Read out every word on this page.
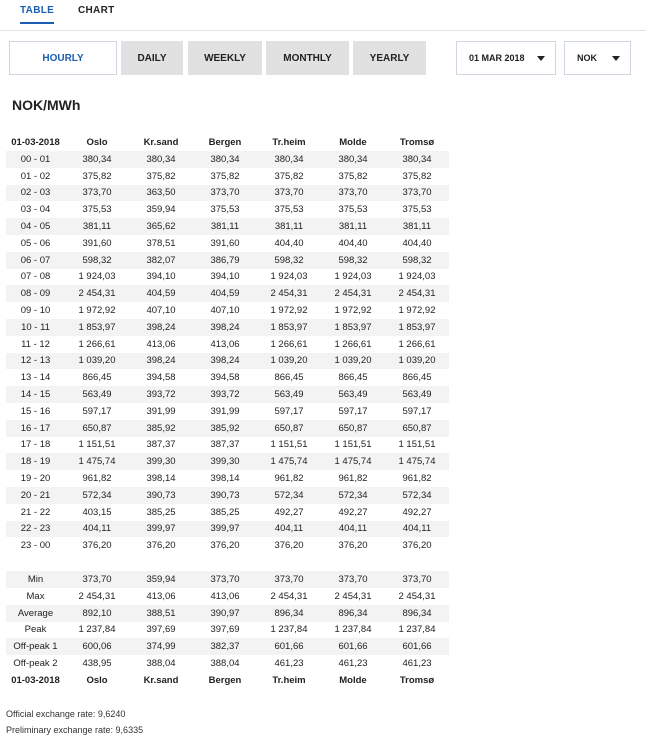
TABLE CHART
HOURLY	DAILY	WEEKLY	MONTHLY	YEARLY	01 MAR 2018	NOK
NOK/MWh
01-03-2018	Oslo	Kr.sand	Bergen	Tr.heim	Molde	Tromsø
00 - 01	380,34	380,34	380,34	380,34	380,34	380,34
01 - 02	375,82	375,82	375,82	375,82	375,82	375,82
02 - 03	373,70	363,50	373,70	373,70	373,70	373,70
03 - 04	375,53	359,94	375,53	375,53	375,53	375,53
04 - 05	381,11	365,62	381,11	381,11	381,11	381,11
05 - 06	391,60	378,51	391,60	404,40	404,40	404,40
06 - 07	598,32	382,07	386,79	598,32	598,32	598,32
07 - 08	1 924,03	394,10	394,10	1 924,03	1 924,03	1 924,03
08 - 09	2 454,31	404,59	404,59	2 454,31	2 454,31	2 454,31
09 - 10	1 972,92	407,10	407,10	1 972,92	1 972,92	1 972,92
10 - 11	1 853,97	398,24	398,24	1 853,97	1 853,97	1 853,97
11 - 12	1 266,61	413,06	413,06	1 266,61	1 266,61	1 266,61
12 - 13	1 039,20	398,24	398,24	1 039,20	1 039,20	1 039,20
13 - 14	866,45	394,58	394,58	866,45	866,45	866,45
14 - 15	563,49	393,72	393,72	563,49	563,49	563,49
15 - 16	597,17	391,99	391,99	597,17	597,17	597,17
16 - 17	650,87	385,92	385,92	650,87	650,87	650,87
17 - 18	1 151,51	387,37	387,37	1 151,51	1 151,51	1 151,51
18 - 19	1 475,74	399,30	399,30	1 475,74	1 475,74	1 475,74
19 - 20	961,82	398,14	398,14	961,82	961,82	961,82
20 - 21	572,34	390,73	390,73	572,34	572,34	572,34
21 - 22	403,15	385,25	385,25	492,27	492,27	492,27
22 - 23	404,11	399,97	399,97	404,11	404,11	404,11
23 - 00	376,20	376,20	376,20	376,20	376,20	376,20

Min	373,70	359,94	373,70	373,70	373,70	373,70
Max	2 454,31	413,06	413,06	2 454,31	2 454,31	2 454,31
Average	892,10	388,51	390,97	896,34	896,34	896,34
Peak	1 237,84	397,69	397,69	1 237,84	1 237,84	1 237,84
Off-peak 1	600,06	374,99	382,37	601,66	601,66	601,66
Off-peak 2	438,95	388,04	388,04	461,23	461,23	461,23
01-03-2018	Oslo	Kr.sand	Bergen	Tr.heim	Molde	Tromsø
Official exchange rate: 9,6240
Preliminary exchange rate: 9,6335
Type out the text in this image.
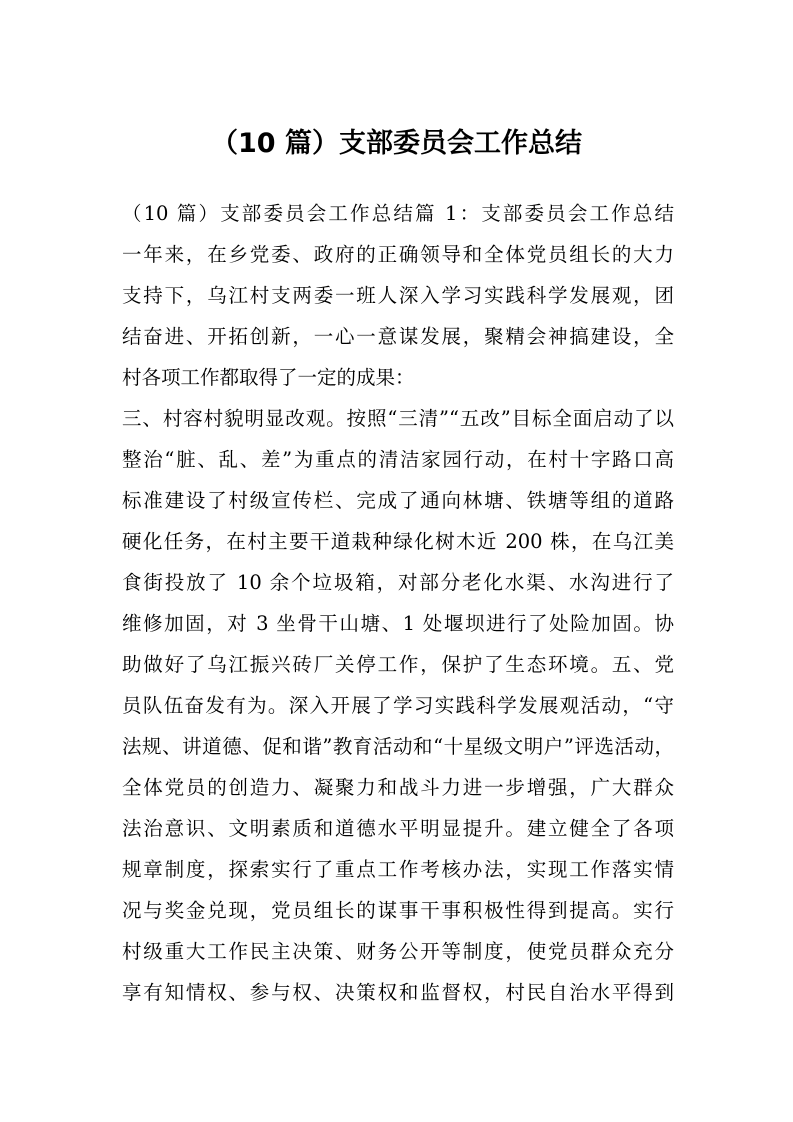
（10 篇）支部委员会工作总结
（10 篇）支部委员会工作总结篇 1：支部委员会工作总结
一年来，在乡党委、政府的正确领导和全体党员组长的大力
支持下，乌江村支两委一班人深入学习实践科学发展观，团
结奋进、开拓创新，一心一意谋发展，聚精会神搞建设，全
村各项工作都取得了一定的成果：
三、村容村貌明显改观。按照“三清”“五改”目标全面启动了以
整治“脏、乱、差”为重点的清洁家园行动，在村十字路口高
标准建设了村级宣传栏、完成了通向林塘、铁塘等组的道路
硬化任务，在村主要干道栽种绿化树木近 200 株，在乌江美
食街投放了 10 余个垃圾箱，对部分老化水渠、水沟进行了
维修加固，对 3 坐骨干山塘、1 处堰坝进行了处险加固。协
助做好了乌江振兴砖厂关停工作，保护了生态环境。五、党
员队伍奋发有为。深入开展了学习实践科学发展观活动，“守
法规、讲道德、促和谐”教育活动和“十星级文明户”评选活动，
全体党员的创造力、凝聚力和战斗力进一步增强，广大群众
法治意识、文明素质和道德水平明显提升。建立健全了各项
规章制度，探索实行了重点工作考核办法，实现工作落实情
况与奖金兑现，党员组长的谋事干事积极性得到提高。实行
村级重大工作民主决策、财务公开等制度，使党员群众充分
享有知情权、参与权、决策权和监督权，村民自治水平得到
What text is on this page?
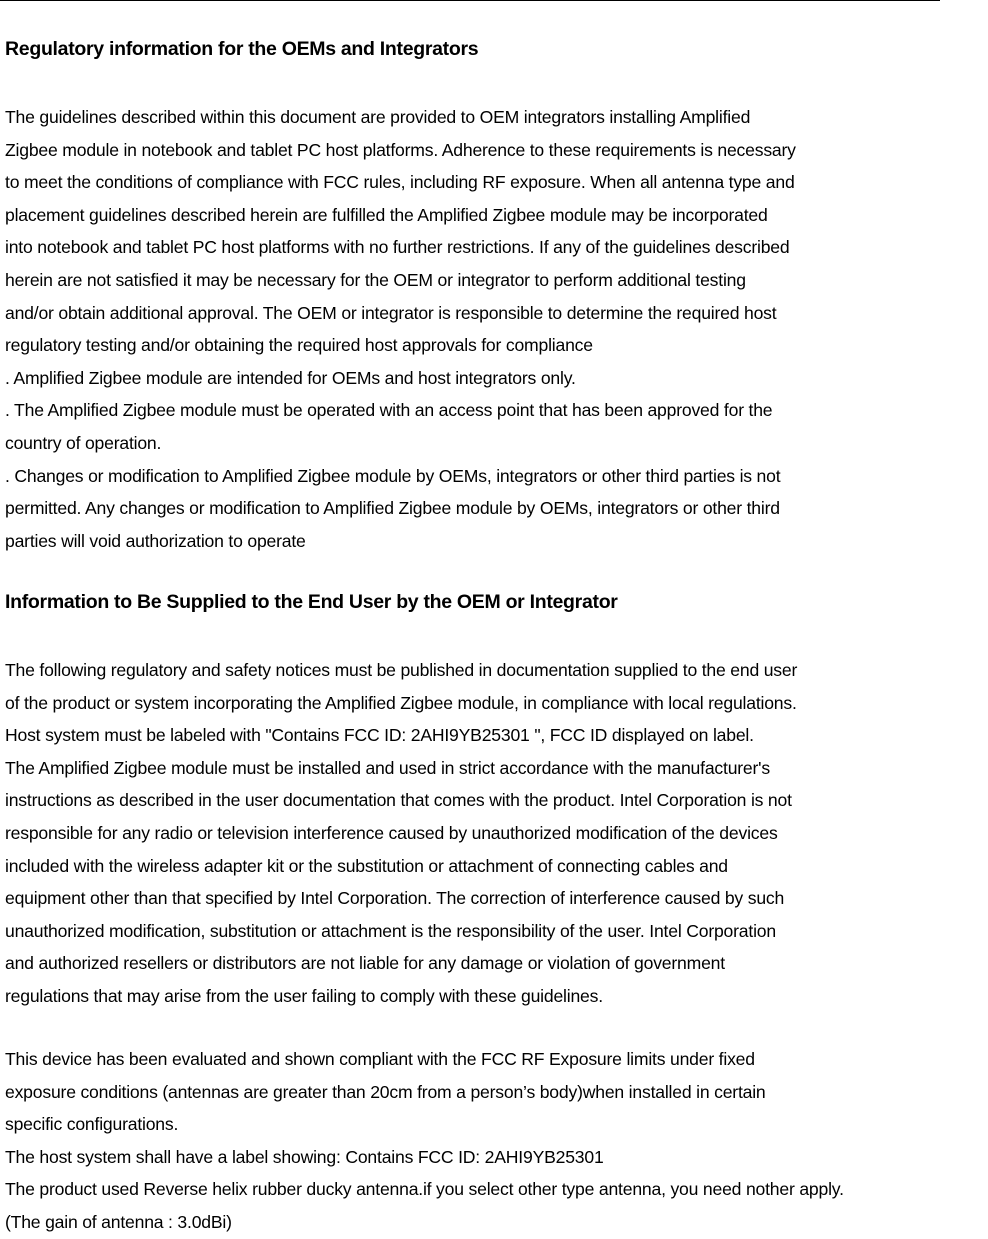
Regulatory information for the OEMs and Integrators
The guidelines described within this document are provided to OEM integrators installing Amplified
Zigbee module in notebook and tablet PC host platforms. Adherence to these requirements is necessary
to meet the conditions of compliance with FCC rules, including RF exposure. When all antenna type and
placement guidelines described herein are fulfilled the Amplified Zigbee module may be incorporated
into notebook and tablet PC host platforms with no further restrictions. If any of the guidelines described
herein are not satisfied it may be necessary for the OEM or integrator to perform additional testing
and/or obtain additional approval. The OEM or integrator is responsible to determine the required host
regulatory testing and/or obtaining the required host approvals for compliance
. Amplified Zigbee module are intended for OEMs and host integrators only.
. The Amplified Zigbee module must be operated with an access point that has been approved for the
country of operation.
. Changes or modification to Amplified Zigbee module by OEMs, integrators or other third parties is not
permitted. Any changes or modification to Amplified Zigbee module by OEMs, integrators or other third
parties will void authorization to operate
Information to Be Supplied to the End User by the OEM or Integrator
The following regulatory and safety notices must be published in documentation supplied to the end user
of the product or system incorporating the Amplified Zigbee module, in compliance with local regulations.
Host system must be labeled with "Contains FCC ID: 2AHI9YB25301 ", FCC ID displayed on label.
The Amplified Zigbee module must be installed and used in strict accordance with the manufacturer's
instructions as described in the user documentation that comes with the product. Intel Corporation is not
responsible for any radio or television interference caused by unauthorized modification of the devices
included with the wireless adapter kit or the substitution or attachment of connecting cables and
equipment other than that specified by Intel Corporation. The correction of interference caused by such
unauthorized modification, substitution or attachment is the responsibility of the user. Intel Corporation
and authorized resellers or distributors are not liable for any damage or violation of government
regulations that may arise from the user failing to comply with these guidelines.
This device has been evaluated and shown compliant with the FCC RF Exposure limits under fixed
exposure conditions (antennas are greater than 20cm from a person’s body)when installed in certain
specific configurations.
The host system shall have a label showing: Contains FCC ID: 2AHI9YB25301
The product used Reverse helix rubber ducky antenna.if you select other type antenna, you need nother apply.
(The gain of antenna : 3.0dBi)
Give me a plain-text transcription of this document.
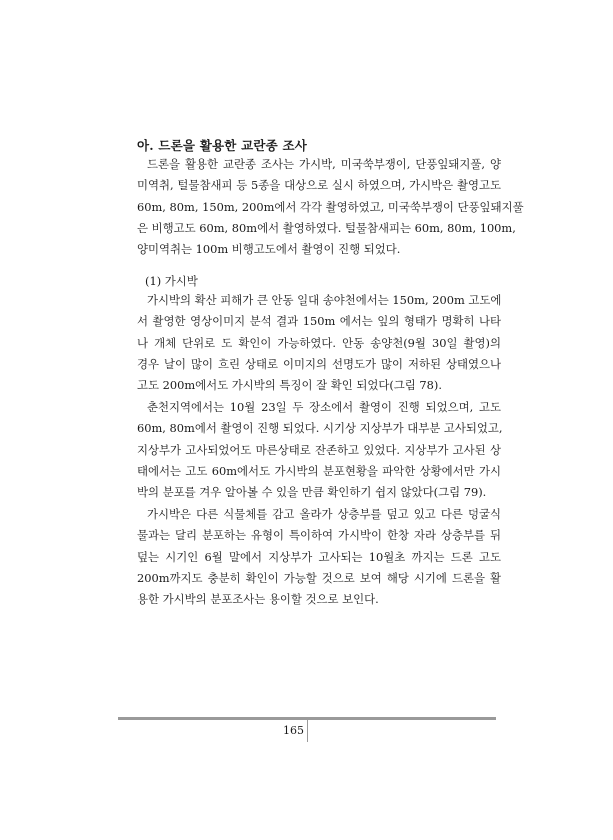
아. 드론을 활용한 교란종 조사

드론을 활용한 교란종 조사는 가시박, 미국쑥부쟁이, 단풍잎돼지풀, 양
미역취, 털물참새피 등 5종을 대상으로 실시 하였으며, 가시박은 촬영고도
60m, 80m, 150m, 200m에서 각각 촬영하였고, 미국쑥부쟁이 단풍잎돼지풀
은 비행고도 60m, 80m에서 촬영하였다. 털물참새피는 60m, 80m, 100m,
양미역취는 100m 비행고도에서 촬영이 진행 되었다.

(1) 가시박

가시박의 확산 피해가 큰 안동 일대 송야천에서는 150m, 200m 고도에
서 촬영한 영상이미지 분석 결과 150m 에서는 잎의 형태가 명확히 나타
나 개체 단위로 도 확인이 가능하였다. 안동 송양천(9월 30일 촬영)의
경우 날이 많이 흐린 상태로 이미지의 선명도가 많이 저하된 상태였으나
고도 200m에서도 가시박의 특징이 잘 확인 되었다(그림 78).

춘천지역에서는 10월 23일 두 장소에서 촬영이 진행 되었으며, 고도
60m, 80m에서 촬영이 진행 되었다. 시기상 지상부가 대부분 고사되었고,
지상부가 고사되었어도 마른상태로 잔존하고 있었다. 지상부가 고사된 상
태에서는 고도 60m에서도 가시박의 분포현황을 파악한 상황에서만 가시
박의 분포를 겨우 알아볼 수 있을 만큼 확인하기 쉽지 않았다(그림 79).

가시박은 다른 식물체를 감고 올라가 상층부를 덮고 있고 다른 덩굴식
물과는 달리 분포하는 유형이 특이하여 가시박이 한창 자라 상층부를 뒤
덮는 시기인 6월 말에서 지상부가 고사되는 10월초 까지는 드론 고도
200m까지도 충분히 확인이 가능할 것으로 보여 해당 시기에 드론을 활
용한 가시박의 분포조사는 용이할 것으로 보인다.

165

• • •

Where a line contains "label", copy that line.

Host system must be labeled with "Contains FCC ID: 2AHI9YB25301 ", FCC ID displayed on label.
The host system shall have a label showing: Contains FCC ID: 2AHI9YB25301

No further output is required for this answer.